Find the lines holding the string "text" in the data, then copy all of them.

+ + +

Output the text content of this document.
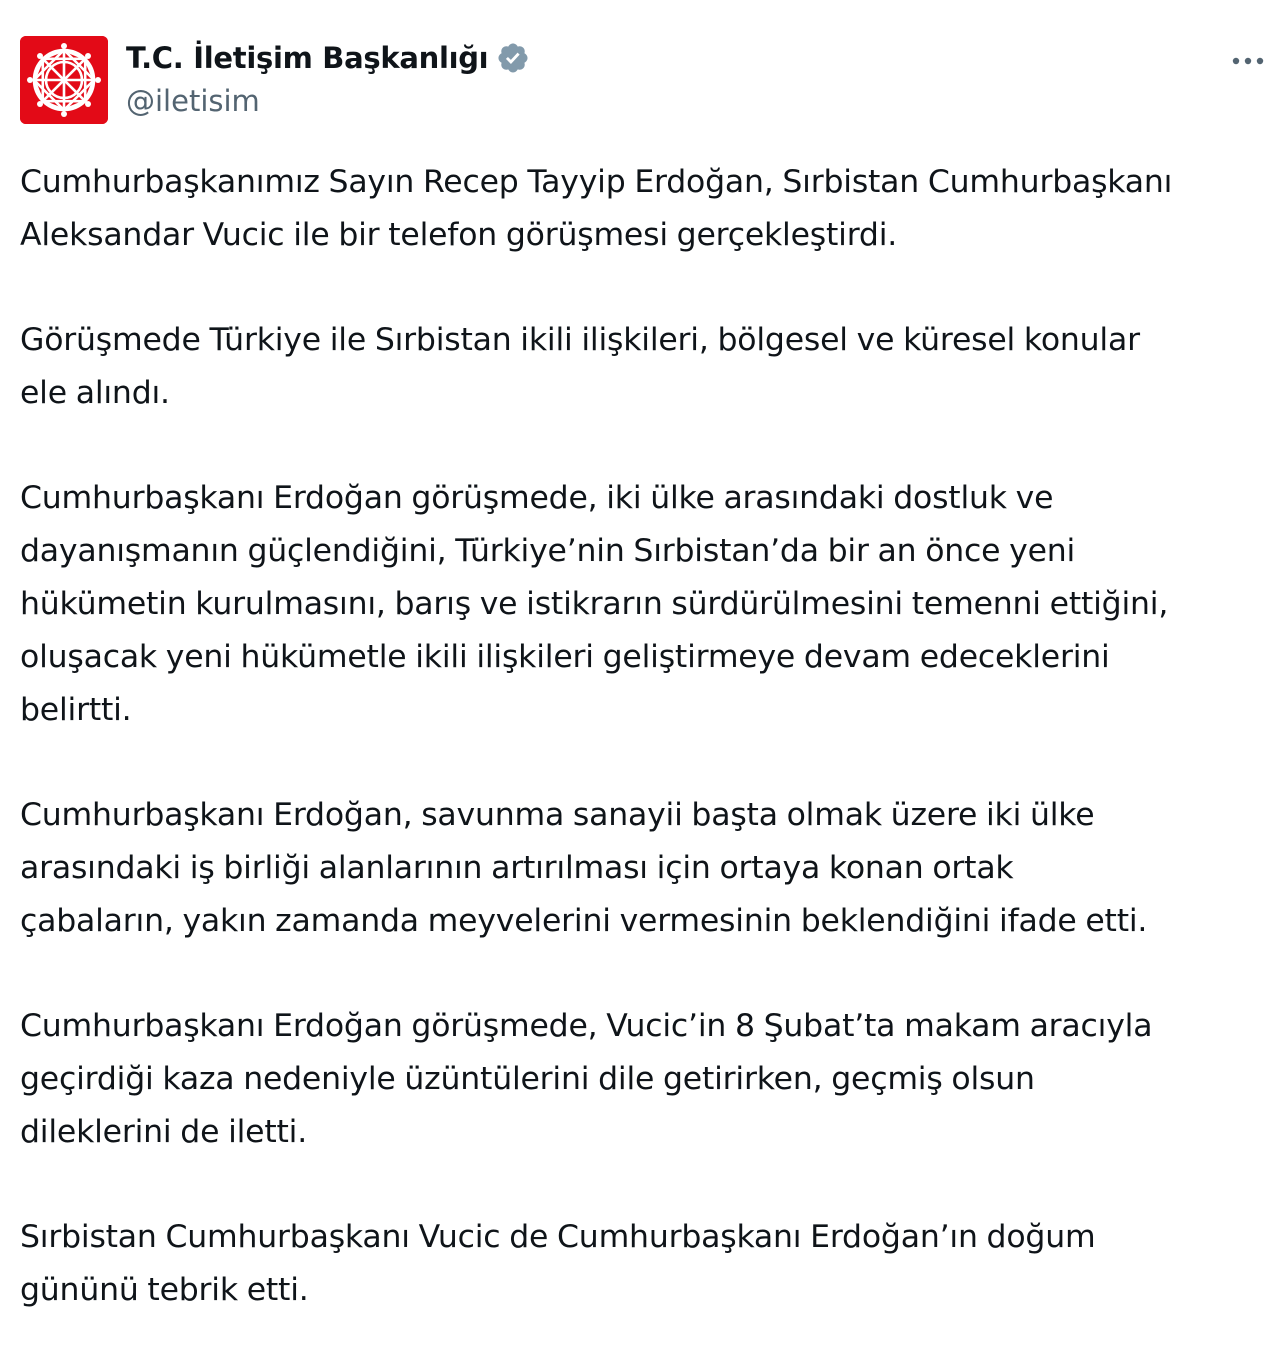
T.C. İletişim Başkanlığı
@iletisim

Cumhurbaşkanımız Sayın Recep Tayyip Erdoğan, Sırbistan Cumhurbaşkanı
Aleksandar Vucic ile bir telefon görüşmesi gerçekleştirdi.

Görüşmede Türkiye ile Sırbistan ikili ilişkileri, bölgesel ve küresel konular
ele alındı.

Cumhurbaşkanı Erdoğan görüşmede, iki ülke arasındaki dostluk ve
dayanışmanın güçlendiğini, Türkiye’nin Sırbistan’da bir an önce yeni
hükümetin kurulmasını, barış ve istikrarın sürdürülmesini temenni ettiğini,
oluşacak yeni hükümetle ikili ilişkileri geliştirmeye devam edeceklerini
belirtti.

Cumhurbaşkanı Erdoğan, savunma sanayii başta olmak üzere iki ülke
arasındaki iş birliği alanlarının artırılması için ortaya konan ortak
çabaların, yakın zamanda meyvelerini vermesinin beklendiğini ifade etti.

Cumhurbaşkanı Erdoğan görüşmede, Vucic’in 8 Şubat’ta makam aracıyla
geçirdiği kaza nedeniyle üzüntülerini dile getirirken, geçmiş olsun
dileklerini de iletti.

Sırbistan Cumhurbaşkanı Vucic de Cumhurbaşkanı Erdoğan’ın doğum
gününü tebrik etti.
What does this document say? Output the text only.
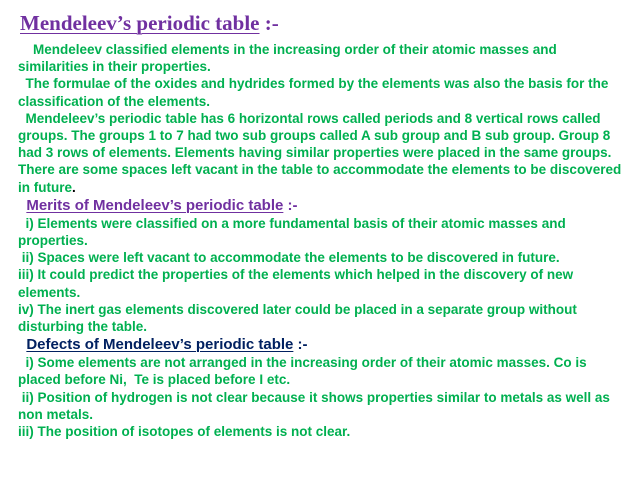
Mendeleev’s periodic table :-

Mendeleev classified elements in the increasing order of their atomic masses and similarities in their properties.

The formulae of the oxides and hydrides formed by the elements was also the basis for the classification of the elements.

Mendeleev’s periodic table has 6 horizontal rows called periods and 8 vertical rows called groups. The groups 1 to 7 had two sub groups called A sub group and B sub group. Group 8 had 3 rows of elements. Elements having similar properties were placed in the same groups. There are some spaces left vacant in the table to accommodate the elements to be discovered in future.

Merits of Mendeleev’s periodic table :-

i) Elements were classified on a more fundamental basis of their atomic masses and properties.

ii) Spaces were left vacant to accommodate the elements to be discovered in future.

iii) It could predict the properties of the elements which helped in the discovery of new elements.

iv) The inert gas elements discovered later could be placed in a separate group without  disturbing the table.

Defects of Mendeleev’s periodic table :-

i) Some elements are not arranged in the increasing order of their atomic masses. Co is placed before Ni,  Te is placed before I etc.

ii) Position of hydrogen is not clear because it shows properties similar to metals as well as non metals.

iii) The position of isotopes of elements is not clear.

+ + +

▸ SOLUTION TO THIS EXERCISE:
Output the text content of this document.
What does this document say? Output the text only.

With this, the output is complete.